■ Information shown
★ ★ ★
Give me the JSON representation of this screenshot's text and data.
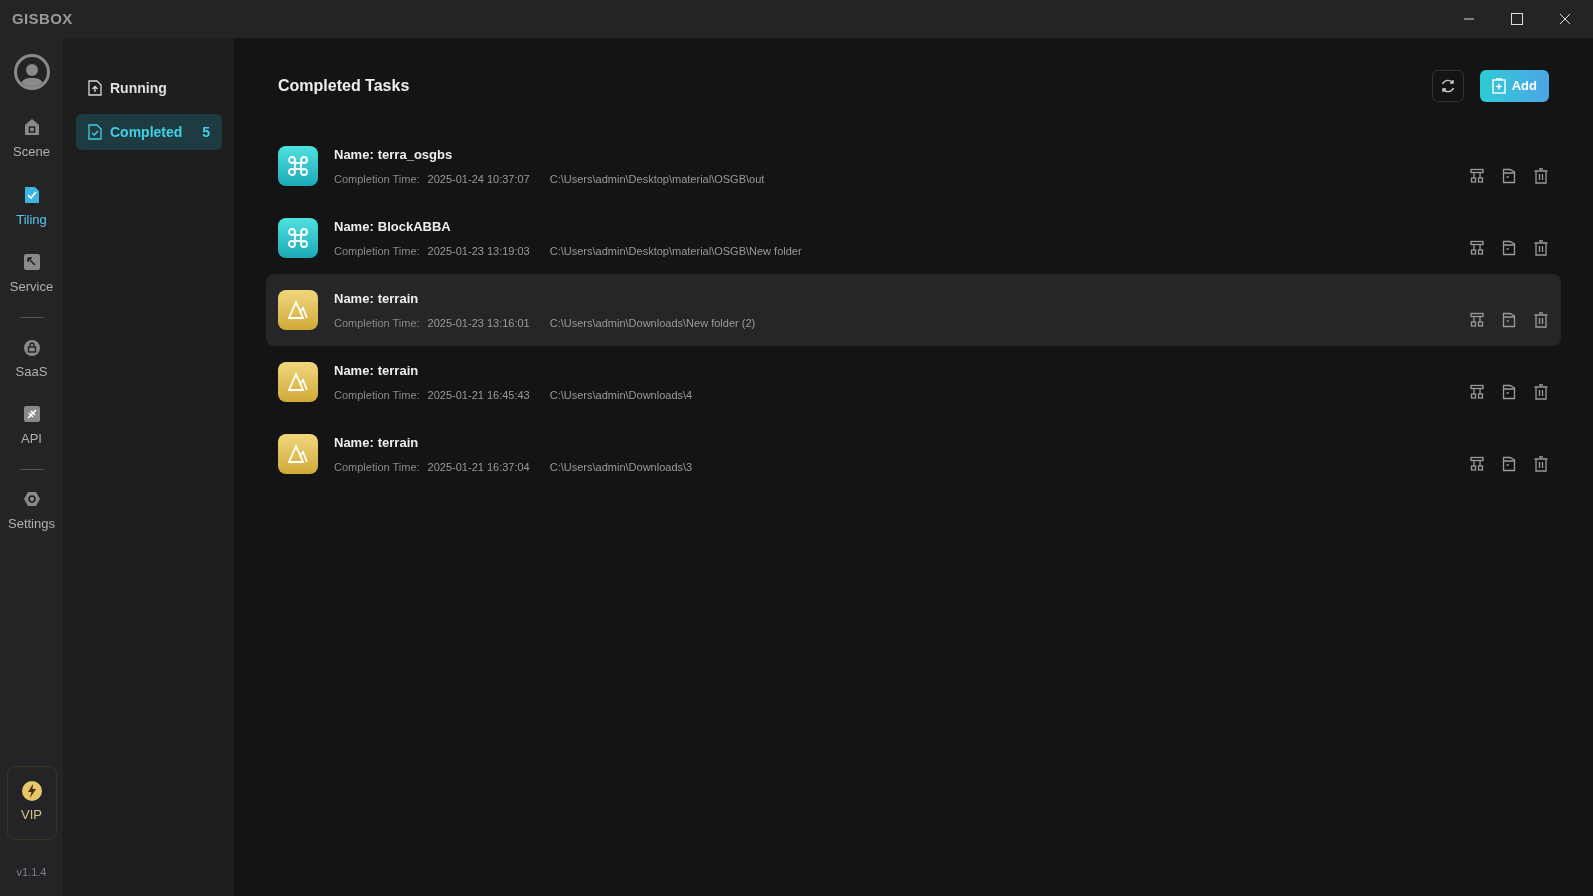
{
  "window": {
    "logo": "GISBOX"
  },
  "nav_groups": [
    [
      {
        "label": "Scene",
        "kind": "scene",
        "selected": false
      },
      {
        "label": "Tiling",
        "kind": "tiling",
        "selected": true
      },
      {
        "label": "Service",
        "kind": "service",
        "selected": false
      }
    ],
    [
      {
        "label": "SaaS",
        "kind": "saas",
        "selected": false
      },
      {
        "label": "API",
        "kind": "api",
        "selected": false
      }
    ],
    [
      {
        "label": "Settings",
        "kind": "settings",
        "selected": false
      }
    ]
  ],
  "vip": {
    "label": "VIP"
  },
  "version": "v1.1.4",
  "submenu": [
    {
      "label": "Running",
      "kind": "running",
      "selected": false
    },
    {
      "label": "Completed",
      "kind": "completed",
      "selected": true,
      "count": "5"
    }
  ],
  "main": {
    "title": "Completed Tasks",
    "add_button": "Add"
  },
  "tasks": [
    {
      "kind": "model",
      "name_label": "Name:",
      "name": "terra_osgbs",
      "time_label": "Completion Time:",
      "time": "2025-01-24 10:37:07",
      "path": "C:\\Users\\admin\\Desktop\\material\\OSGB\\out",
      "highlighted": false
    },
    {
      "kind": "model",
      "name_label": "Name:",
      "name": "BlockABBA",
      "time_label": "Completion Time:",
      "time": "2025-01-23 13:19:03",
      "path": "C:\\Users\\admin\\Desktop\\material\\OSGB\\New folder",
      "highlighted": false
    },
    {
      "kind": "terrain",
      "name_label": "Name:",
      "name": "terrain",
      "time_label": "Completion Time:",
      "time": "2025-01-23 13:16:01",
      "path": "C:\\Users\\admin\\Downloads\\New folder (2)",
      "highlighted": true
    },
    {
      "kind": "terrain",
      "name_label": "Name:",
      "name": "terrain",
      "time_label": "Completion Time:",
      "time": "2025-01-21 16:45:43",
      "path": "C:\\Users\\admin\\Downloads\\4",
      "highlighted": false
    },
    {
      "kind": "terrain",
      "name_label": "Name:",
      "name": "terrain",
      "time_label": "Completion Time:",
      "time": "2025-01-21 16:37:04",
      "path": "C:\\Users\\admin\\Downloads\\3",
      "highlighted": false
    }
  ]
}
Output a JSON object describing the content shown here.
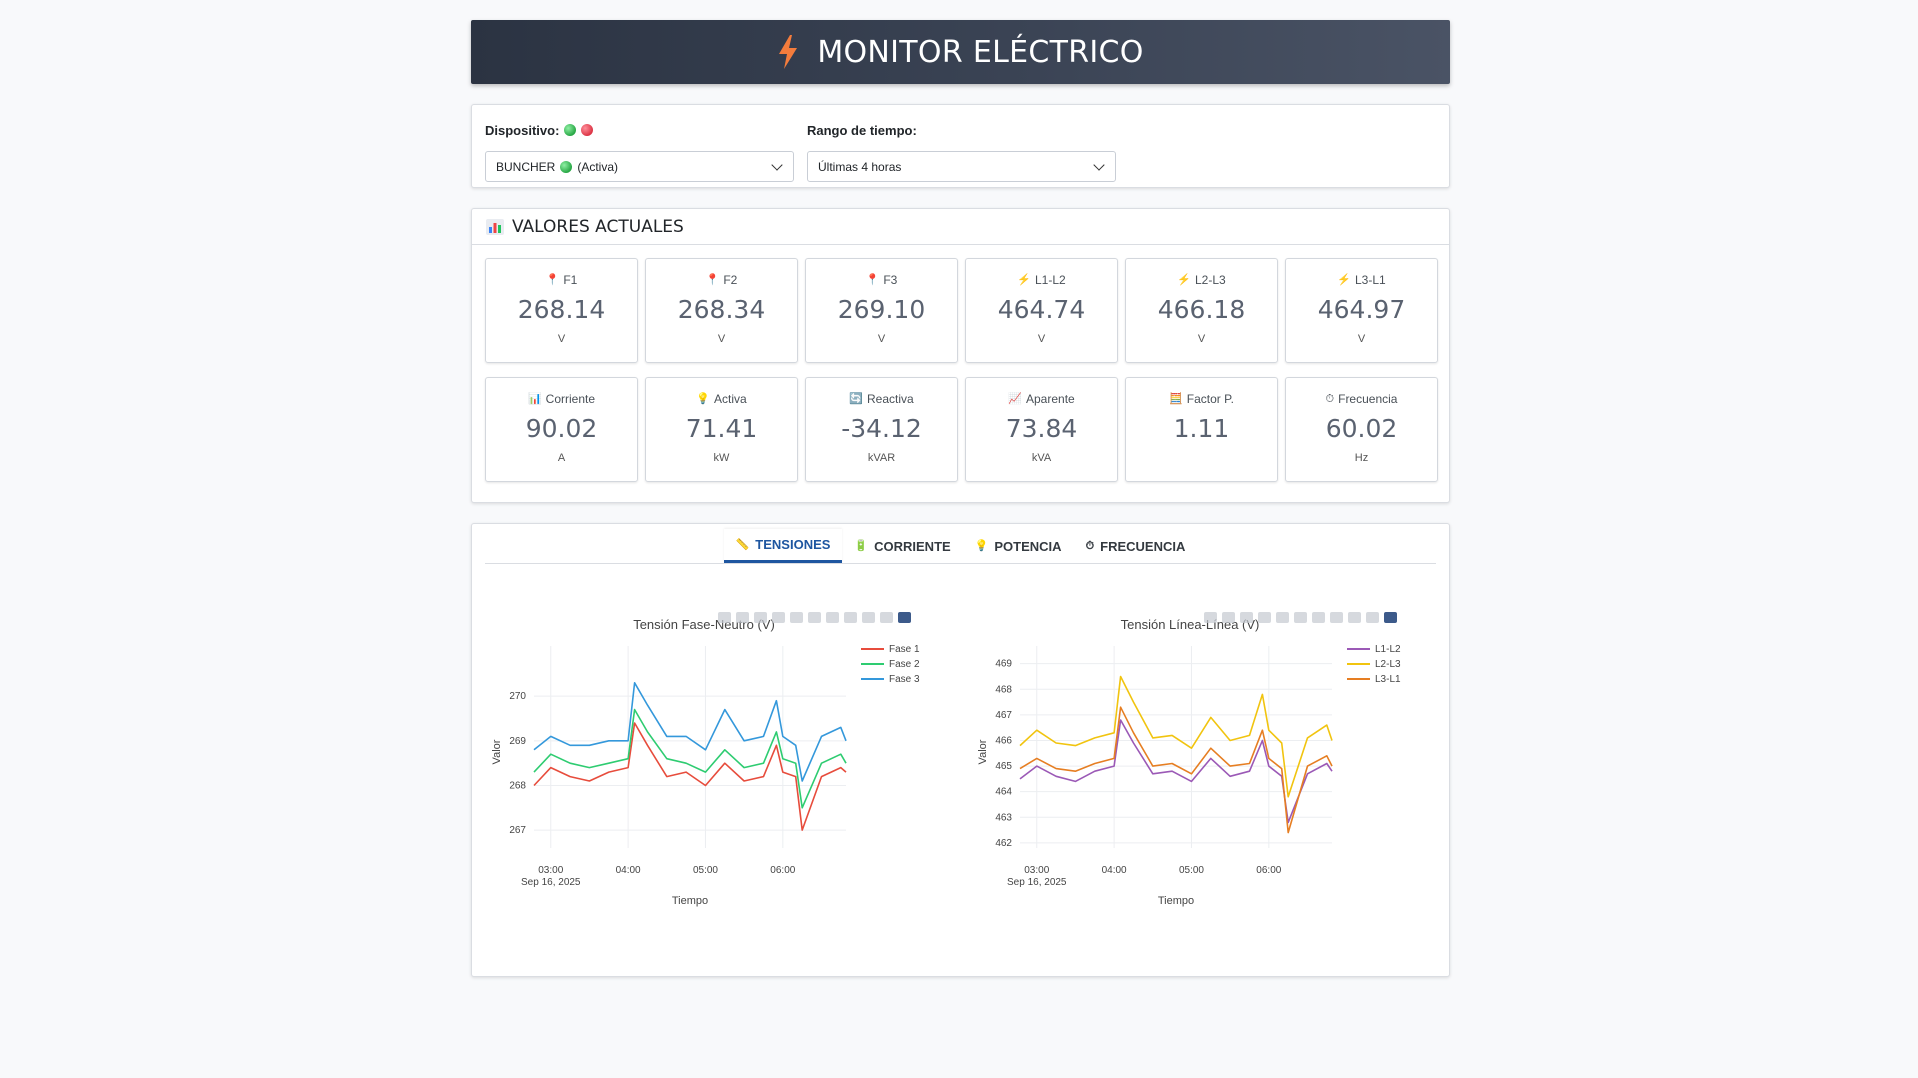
{
  "header": {
    "title": "MONITOR ELÉCTRICO",
    "icon": "lightning-bolt-icon"
  },
  "controls": {
    "device_label": "Dispositivo:",
    "device_value": "BUNCHER",
    "device_status": "(Activa)",
    "range_label": "Rango de tiempo:",
    "range_value": "Últimas 4 horas"
  },
  "values": {
    "title": "VALORES ACTUALES",
    "tiles": [
      {
        "icon": "📍",
        "label": "F1",
        "value": "268.14",
        "unit": "V"
      },
      {
        "icon": "📍",
        "label": "F2",
        "value": "268.34",
        "unit": "V"
      },
      {
        "icon": "📍",
        "label": "F3",
        "value": "269.10",
        "unit": "V"
      },
      {
        "icon": "⚡",
        "label": "L1-L2",
        "value": "464.74",
        "unit": "V"
      },
      {
        "icon": "⚡",
        "label": "L2-L3",
        "value": "466.18",
        "unit": "V"
      },
      {
        "icon": "⚡",
        "label": "L3-L1",
        "value": "464.97",
        "unit": "V"
      },
      {
        "icon": "📊",
        "label": "Corriente",
        "value": "90.02",
        "unit": "A"
      },
      {
        "icon": "💡",
        "label": "Activa",
        "value": "71.41",
        "unit": "kW"
      },
      {
        "icon": "🔄",
        "label": "Reactiva",
        "value": "-34.12",
        "unit": "kVAR"
      },
      {
        "icon": "📈",
        "label": "Aparente",
        "value": "73.84",
        "unit": "kVA"
      },
      {
        "icon": "🧮",
        "label": "Factor P.",
        "value": "1.11",
        "unit": ""
      },
      {
        "icon": "⏱",
        "label": "Frecuencia",
        "value": "60.02",
        "unit": "Hz"
      }
    ]
  },
  "tabs": [
    {
      "icon": "📏",
      "label": "TENSIONES"
    },
    {
      "icon": "🔋",
      "label": "CORRIENTE"
    },
    {
      "icon": "💡",
      "label": "POTENCIA"
    },
    {
      "icon": "⏱",
      "label": "FRECUENCIA"
    }
  ],
  "chart_data": [
    {
      "type": "line",
      "title": "Tensión Fase-Neutro (V)",
      "xlabel": "Tiempo",
      "ylabel": "Valor",
      "x_ticks": [
        "03:00",
        "04:00",
        "05:00",
        "06:00"
      ],
      "x_sublabel": "Sep 16, 2025",
      "y_ticks": [
        267,
        268,
        269,
        270
      ],
      "ylim": [
        266.6,
        270.9
      ],
      "legend": "top-right",
      "x": [
        "02:47",
        "03:00",
        "03:15",
        "03:30",
        "03:45",
        "04:00",
        "04:05",
        "04:15",
        "04:30",
        "04:45",
        "05:00",
        "05:15",
        "05:30",
        "05:45",
        "05:55",
        "06:00",
        "06:10",
        "06:15",
        "06:30",
        "06:45",
        "06:49"
      ],
      "series": [
        {
          "name": "Fase 1",
          "color": "#e74c3c",
          "values": [
            268.0,
            268.4,
            268.2,
            268.1,
            268.3,
            268.4,
            269.4,
            268.9,
            268.2,
            268.3,
            268.0,
            268.5,
            268.1,
            268.2,
            268.9,
            268.3,
            268.2,
            267.0,
            268.2,
            268.4,
            268.3
          ]
        },
        {
          "name": "Fase 2",
          "color": "#2ecc71",
          "values": [
            268.3,
            268.7,
            268.5,
            268.4,
            268.5,
            268.6,
            269.7,
            269.2,
            268.6,
            268.5,
            268.3,
            268.8,
            268.4,
            268.5,
            269.2,
            268.6,
            268.5,
            267.5,
            268.5,
            268.7,
            268.5
          ]
        },
        {
          "name": "Fase 3",
          "color": "#3498db",
          "values": [
            268.8,
            269.1,
            268.9,
            268.9,
            269.0,
            269.0,
            270.3,
            269.8,
            269.1,
            269.1,
            268.8,
            269.7,
            269.0,
            269.1,
            269.9,
            269.1,
            268.9,
            268.1,
            269.1,
            269.3,
            269.0
          ]
        }
      ]
    },
    {
      "type": "line",
      "title": "Tensión Línea-Línea (V)",
      "xlabel": "Tiempo",
      "ylabel": "Valor",
      "x_ticks": [
        "03:00",
        "04:00",
        "05:00",
        "06:00"
      ],
      "x_sublabel": "Sep 16, 2025",
      "y_ticks": [
        462,
        463,
        464,
        465,
        466,
        467,
        468,
        469
      ],
      "ylim": [
        461.8,
        469.3
      ],
      "legend": "top-right",
      "x": [
        "02:47",
        "03:00",
        "03:15",
        "03:30",
        "03:45",
        "04:00",
        "04:05",
        "04:15",
        "04:30",
        "04:45",
        "05:00",
        "05:15",
        "05:30",
        "05:45",
        "05:55",
        "06:00",
        "06:10",
        "06:15",
        "06:30",
        "06:45",
        "06:49"
      ],
      "series": [
        {
          "name": "L1-L2",
          "color": "#9b59b6",
          "values": [
            464.5,
            465.0,
            464.6,
            464.4,
            464.8,
            465.0,
            466.8,
            465.9,
            464.7,
            464.8,
            464.4,
            465.3,
            464.6,
            464.8,
            466.0,
            465.0,
            464.6,
            462.8,
            464.7,
            465.1,
            464.8
          ]
        },
        {
          "name": "L2-L3",
          "color": "#f1c40f",
          "values": [
            465.8,
            466.4,
            465.9,
            465.8,
            466.1,
            466.3,
            468.5,
            467.5,
            466.1,
            466.2,
            465.7,
            466.9,
            466.0,
            466.2,
            467.8,
            466.4,
            465.9,
            463.8,
            466.1,
            466.6,
            466.0
          ]
        },
        {
          "name": "L3-L1",
          "color": "#e67e22",
          "values": [
            464.9,
            465.3,
            464.9,
            464.8,
            465.1,
            465.3,
            467.3,
            466.3,
            465.0,
            465.1,
            464.7,
            465.7,
            465.0,
            465.1,
            466.4,
            465.3,
            464.9,
            462.4,
            465.0,
            465.4,
            465.0
          ]
        }
      ]
    }
  ]
}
★ ★ ★
■ Exercise prompt
Find every line in the records that has the string "folder", then state how many there are and nothing else.

■ Task output
2